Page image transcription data
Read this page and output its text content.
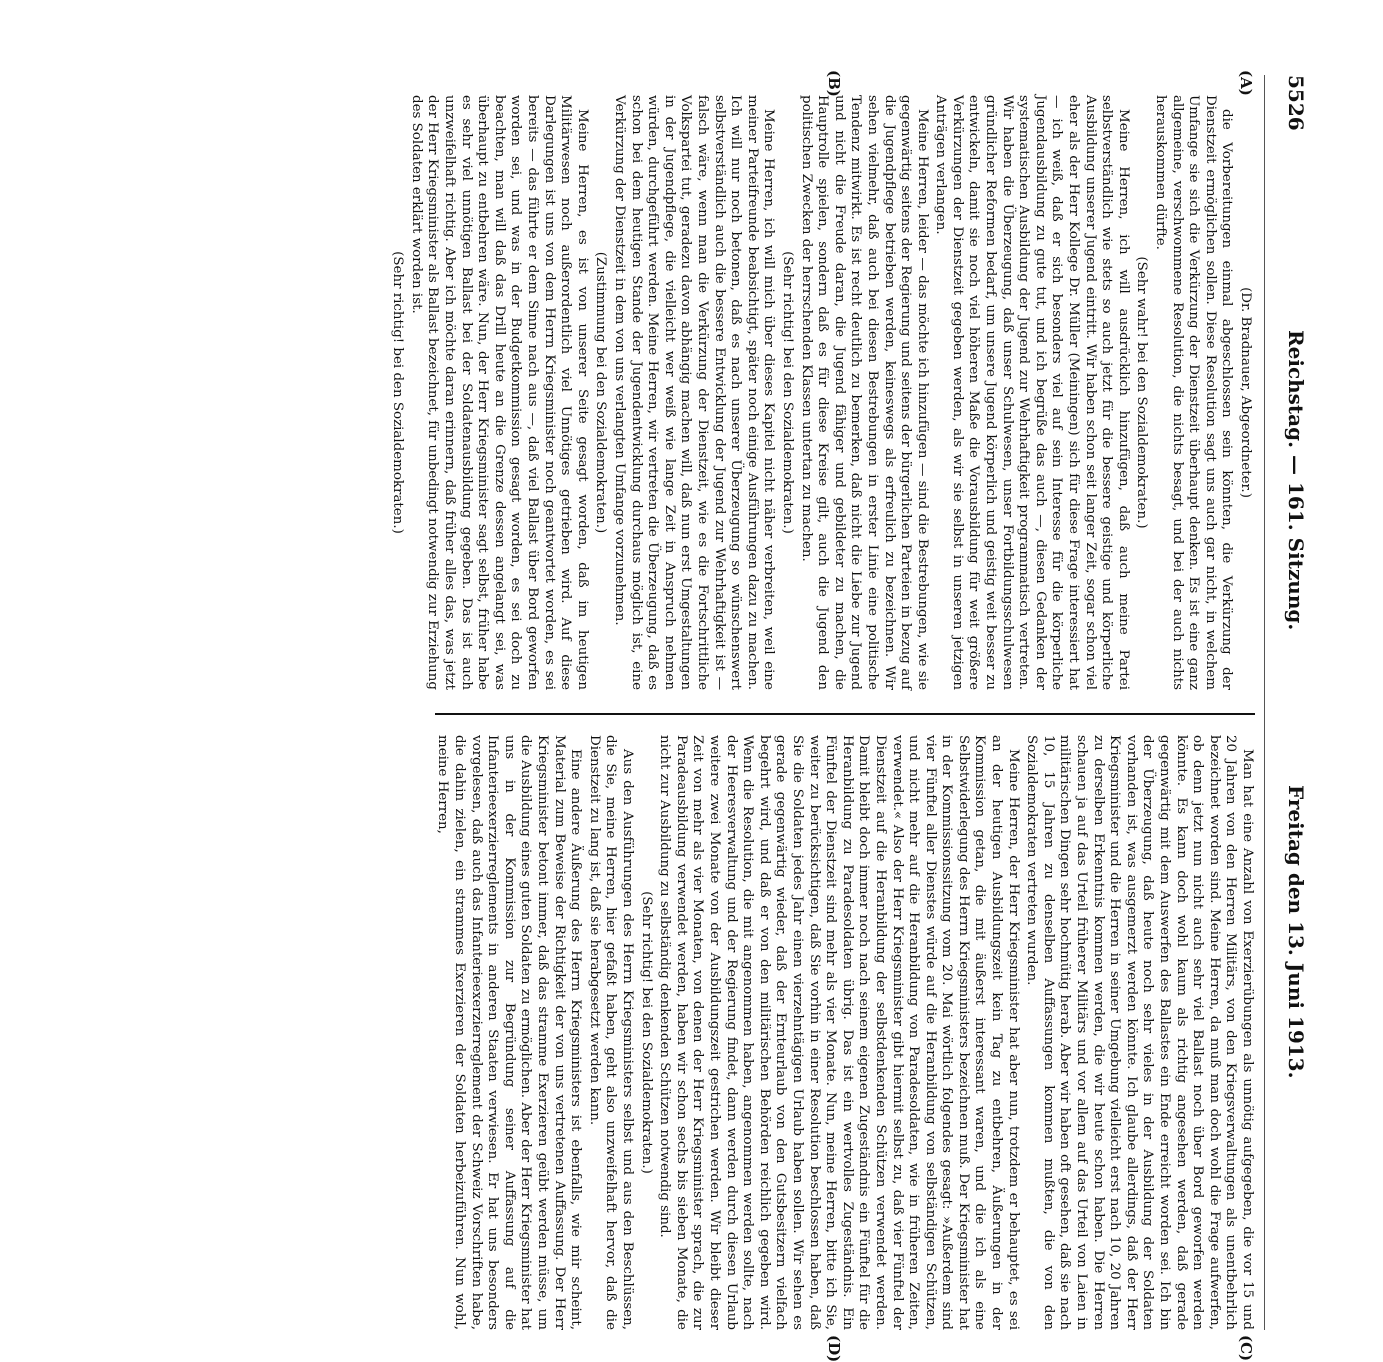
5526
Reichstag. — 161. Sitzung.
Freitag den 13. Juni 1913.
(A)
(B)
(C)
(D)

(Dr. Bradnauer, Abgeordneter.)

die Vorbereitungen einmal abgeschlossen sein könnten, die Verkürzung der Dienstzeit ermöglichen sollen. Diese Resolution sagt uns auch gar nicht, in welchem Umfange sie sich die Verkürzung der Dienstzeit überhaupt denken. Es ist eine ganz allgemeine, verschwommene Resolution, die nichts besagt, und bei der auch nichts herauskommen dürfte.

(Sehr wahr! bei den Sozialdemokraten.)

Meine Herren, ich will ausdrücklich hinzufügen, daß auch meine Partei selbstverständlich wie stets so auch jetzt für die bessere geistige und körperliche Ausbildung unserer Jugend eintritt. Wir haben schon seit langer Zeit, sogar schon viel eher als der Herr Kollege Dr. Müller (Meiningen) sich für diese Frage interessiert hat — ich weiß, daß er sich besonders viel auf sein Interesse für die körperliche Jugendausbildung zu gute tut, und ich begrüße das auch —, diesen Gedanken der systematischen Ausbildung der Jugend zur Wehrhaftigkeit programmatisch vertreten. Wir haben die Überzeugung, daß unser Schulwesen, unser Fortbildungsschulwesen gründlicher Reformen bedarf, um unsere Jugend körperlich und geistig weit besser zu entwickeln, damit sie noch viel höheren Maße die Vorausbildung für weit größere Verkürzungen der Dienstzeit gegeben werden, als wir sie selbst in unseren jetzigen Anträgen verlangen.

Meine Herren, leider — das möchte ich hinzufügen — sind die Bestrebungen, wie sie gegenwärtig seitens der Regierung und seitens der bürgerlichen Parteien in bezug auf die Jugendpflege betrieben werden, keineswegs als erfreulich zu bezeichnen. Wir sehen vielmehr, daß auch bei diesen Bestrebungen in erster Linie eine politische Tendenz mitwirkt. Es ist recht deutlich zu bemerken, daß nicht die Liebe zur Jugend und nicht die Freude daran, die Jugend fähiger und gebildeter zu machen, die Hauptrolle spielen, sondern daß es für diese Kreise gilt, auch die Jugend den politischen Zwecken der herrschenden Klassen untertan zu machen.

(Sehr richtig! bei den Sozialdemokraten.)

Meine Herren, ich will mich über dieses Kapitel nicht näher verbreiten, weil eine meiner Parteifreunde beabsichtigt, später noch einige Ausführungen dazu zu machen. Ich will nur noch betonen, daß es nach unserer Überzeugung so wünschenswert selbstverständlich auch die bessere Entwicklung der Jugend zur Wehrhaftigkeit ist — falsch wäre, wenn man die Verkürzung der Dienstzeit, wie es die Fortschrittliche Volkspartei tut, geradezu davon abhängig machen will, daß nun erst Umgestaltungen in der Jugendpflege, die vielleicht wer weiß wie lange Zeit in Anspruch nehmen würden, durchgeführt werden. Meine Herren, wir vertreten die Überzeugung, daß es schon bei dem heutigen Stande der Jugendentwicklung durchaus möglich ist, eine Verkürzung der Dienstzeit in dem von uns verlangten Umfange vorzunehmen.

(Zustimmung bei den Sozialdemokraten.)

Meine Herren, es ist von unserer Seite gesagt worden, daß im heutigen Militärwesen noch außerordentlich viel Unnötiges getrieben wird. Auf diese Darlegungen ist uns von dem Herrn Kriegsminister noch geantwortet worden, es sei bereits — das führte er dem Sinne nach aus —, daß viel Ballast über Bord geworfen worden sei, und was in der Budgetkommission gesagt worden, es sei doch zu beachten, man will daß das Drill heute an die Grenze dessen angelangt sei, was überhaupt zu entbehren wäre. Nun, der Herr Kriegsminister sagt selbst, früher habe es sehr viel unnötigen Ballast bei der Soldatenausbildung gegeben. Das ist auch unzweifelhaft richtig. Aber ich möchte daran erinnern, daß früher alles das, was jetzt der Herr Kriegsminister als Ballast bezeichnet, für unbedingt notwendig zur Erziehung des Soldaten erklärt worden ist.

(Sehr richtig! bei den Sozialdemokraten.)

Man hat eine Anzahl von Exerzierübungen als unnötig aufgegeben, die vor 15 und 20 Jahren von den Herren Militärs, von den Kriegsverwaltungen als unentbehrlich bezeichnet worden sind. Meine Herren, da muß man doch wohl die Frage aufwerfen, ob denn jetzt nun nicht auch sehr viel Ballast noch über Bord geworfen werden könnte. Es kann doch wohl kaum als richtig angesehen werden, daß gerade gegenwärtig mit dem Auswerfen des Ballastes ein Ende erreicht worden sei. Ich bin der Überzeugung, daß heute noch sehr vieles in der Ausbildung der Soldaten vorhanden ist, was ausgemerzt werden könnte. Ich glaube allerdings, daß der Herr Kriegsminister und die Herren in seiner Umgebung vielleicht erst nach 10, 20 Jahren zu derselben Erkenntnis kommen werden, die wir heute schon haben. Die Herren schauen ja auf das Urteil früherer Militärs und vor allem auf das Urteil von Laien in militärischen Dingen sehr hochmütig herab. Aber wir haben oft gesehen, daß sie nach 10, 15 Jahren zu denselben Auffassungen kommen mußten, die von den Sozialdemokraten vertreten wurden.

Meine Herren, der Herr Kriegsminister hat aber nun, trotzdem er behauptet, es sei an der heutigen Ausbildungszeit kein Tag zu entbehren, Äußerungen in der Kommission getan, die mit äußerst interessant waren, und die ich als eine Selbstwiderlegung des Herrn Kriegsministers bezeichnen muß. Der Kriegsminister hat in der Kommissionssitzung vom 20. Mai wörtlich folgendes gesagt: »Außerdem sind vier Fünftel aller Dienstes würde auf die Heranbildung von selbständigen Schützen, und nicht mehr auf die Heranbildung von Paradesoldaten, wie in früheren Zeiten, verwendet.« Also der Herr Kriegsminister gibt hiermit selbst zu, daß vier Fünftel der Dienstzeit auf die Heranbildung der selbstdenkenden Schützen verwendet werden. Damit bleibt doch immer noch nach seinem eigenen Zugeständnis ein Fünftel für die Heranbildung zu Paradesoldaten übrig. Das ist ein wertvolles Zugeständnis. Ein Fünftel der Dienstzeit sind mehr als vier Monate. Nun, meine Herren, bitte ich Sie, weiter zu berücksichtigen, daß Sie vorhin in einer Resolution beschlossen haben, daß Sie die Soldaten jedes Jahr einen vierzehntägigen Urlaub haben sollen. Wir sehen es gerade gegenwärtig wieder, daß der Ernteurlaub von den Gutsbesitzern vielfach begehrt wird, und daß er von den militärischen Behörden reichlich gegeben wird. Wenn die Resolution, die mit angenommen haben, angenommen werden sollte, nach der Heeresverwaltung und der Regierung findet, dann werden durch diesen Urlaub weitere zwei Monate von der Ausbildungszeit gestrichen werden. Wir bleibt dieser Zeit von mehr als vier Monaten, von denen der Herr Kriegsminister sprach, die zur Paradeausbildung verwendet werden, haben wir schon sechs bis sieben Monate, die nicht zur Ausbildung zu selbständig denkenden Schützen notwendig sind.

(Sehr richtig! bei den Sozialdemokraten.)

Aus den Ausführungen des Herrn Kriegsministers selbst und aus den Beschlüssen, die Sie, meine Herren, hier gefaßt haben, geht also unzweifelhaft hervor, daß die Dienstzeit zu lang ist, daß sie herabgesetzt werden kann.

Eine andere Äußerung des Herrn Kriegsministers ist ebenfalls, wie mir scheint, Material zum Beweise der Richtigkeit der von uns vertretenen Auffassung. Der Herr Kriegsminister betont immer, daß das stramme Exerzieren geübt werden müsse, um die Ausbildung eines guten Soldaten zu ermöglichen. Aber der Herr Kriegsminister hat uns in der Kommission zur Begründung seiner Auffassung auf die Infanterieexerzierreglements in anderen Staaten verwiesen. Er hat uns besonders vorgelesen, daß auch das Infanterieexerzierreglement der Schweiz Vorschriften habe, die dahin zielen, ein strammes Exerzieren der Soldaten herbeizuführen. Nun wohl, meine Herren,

...

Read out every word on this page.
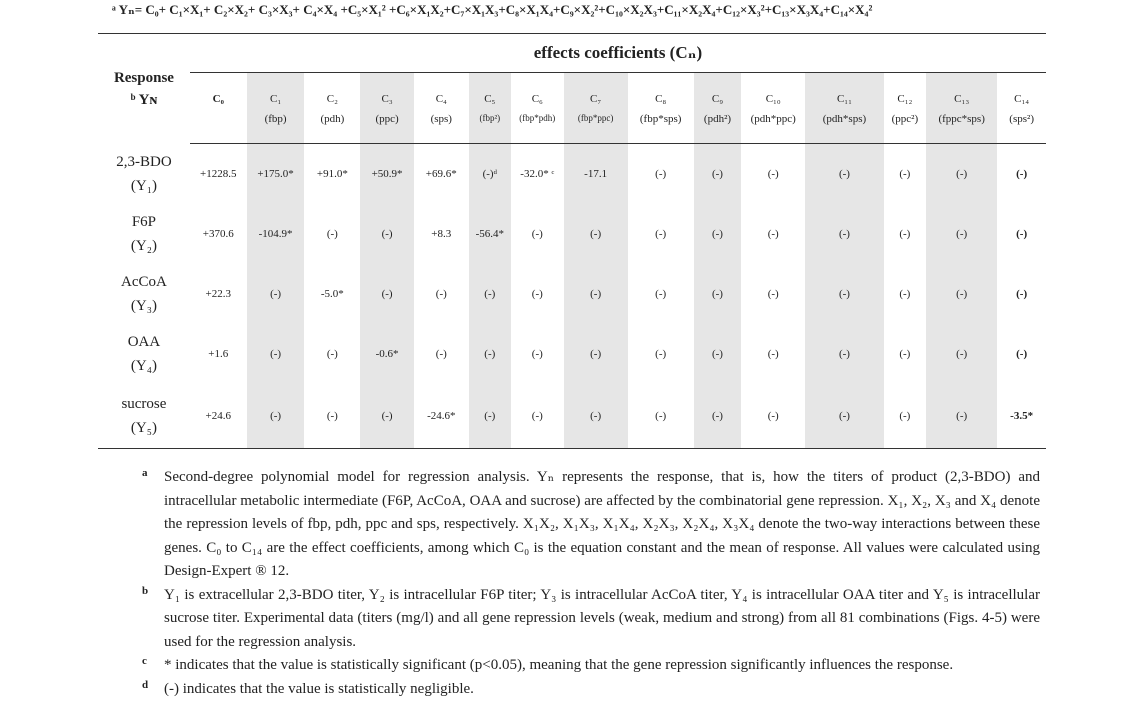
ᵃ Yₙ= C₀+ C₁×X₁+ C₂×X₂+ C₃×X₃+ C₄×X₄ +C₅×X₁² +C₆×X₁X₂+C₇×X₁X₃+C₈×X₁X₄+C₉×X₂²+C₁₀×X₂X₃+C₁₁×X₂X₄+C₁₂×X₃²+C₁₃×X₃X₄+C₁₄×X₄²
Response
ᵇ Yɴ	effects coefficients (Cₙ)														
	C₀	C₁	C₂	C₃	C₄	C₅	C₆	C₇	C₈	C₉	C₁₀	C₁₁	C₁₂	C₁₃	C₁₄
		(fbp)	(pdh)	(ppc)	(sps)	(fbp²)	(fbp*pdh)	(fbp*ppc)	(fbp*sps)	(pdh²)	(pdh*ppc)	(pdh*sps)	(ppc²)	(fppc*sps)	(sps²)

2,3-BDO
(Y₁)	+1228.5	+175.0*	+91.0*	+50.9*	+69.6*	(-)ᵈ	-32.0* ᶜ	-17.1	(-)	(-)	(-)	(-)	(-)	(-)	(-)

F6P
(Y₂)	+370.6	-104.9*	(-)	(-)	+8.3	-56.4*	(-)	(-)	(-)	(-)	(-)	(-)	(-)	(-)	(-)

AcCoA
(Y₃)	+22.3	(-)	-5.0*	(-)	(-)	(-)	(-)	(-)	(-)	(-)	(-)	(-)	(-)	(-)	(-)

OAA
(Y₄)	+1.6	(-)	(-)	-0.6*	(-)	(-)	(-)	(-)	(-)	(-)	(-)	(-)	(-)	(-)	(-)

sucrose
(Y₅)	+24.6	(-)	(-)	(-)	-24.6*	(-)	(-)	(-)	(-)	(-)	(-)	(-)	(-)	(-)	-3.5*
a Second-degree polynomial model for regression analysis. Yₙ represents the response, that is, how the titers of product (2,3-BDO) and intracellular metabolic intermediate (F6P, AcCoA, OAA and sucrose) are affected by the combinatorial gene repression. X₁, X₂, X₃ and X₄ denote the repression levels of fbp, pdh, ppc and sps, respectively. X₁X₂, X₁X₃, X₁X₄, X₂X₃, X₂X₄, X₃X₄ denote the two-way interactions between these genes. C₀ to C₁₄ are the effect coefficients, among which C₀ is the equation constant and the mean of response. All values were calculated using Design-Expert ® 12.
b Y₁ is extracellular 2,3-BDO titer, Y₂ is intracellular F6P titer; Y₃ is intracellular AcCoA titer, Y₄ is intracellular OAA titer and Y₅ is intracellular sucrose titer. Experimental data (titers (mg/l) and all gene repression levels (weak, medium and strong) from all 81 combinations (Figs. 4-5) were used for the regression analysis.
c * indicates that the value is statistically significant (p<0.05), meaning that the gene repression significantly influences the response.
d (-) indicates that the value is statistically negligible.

EXERCISE PROMPT: All lines above containing the string "machen" are to be collected.

THE COMPLETED TASK:
Meine Herren, leider — das möchte ich hinzufügen — sind die Bestrebungen, wie sie gegenwärtig seitens der Regierung und seitens der bürgerlichen Parteien in bezug auf die Jugendpflege betrieben werden, keineswegs als erfreulich zu bezeichnen. Wir sehen vielmehr, daß auch bei diesen Bestrebungen in erster Linie eine politische Tendenz mitwirkt. Es ist recht deutlich zu bemerken, daß nicht die Liebe zur Jugend und nicht die Freude daran, die Jugend fähiger und gebildeter zu machen, die Hauptrolle spielen, sondern daß es für diese Kreise gilt, auch die Jugend den politischen Zwecken der herrschenden Klassen untertan zu machen.
Meine Herren, ich will mich über dieses Kapitel nicht näher verbreiten, weil eine meiner Parteifreunde beabsichtigt, später noch einige Ausführungen dazu zu machen. Ich will nur noch betonen, daß es nach unserer Überzeugung so wünschenswert selbstverständlich auch die bessere Entwicklung der Jugend zur Wehrhaftigkeit ist — falsch wäre, wenn man die Verkürzung der Dienstzeit, wie es die Fortschrittliche Volkspartei tut, geradezu davon abhängig machen will, daß nun erst Umgestaltungen in der Jugendpflege, die vielleicht wer weiß wie lange Zeit in Anspruch nehmen würden, durchgeführt werden. Meine Herren, wir vertreten die Überzeugung, daß es schon bei dem heutigen Stande der Jugendentwicklung durchaus möglich ist, eine Verkürzung der Dienstzeit in dem von uns verlangten Umfange vorzunehmen.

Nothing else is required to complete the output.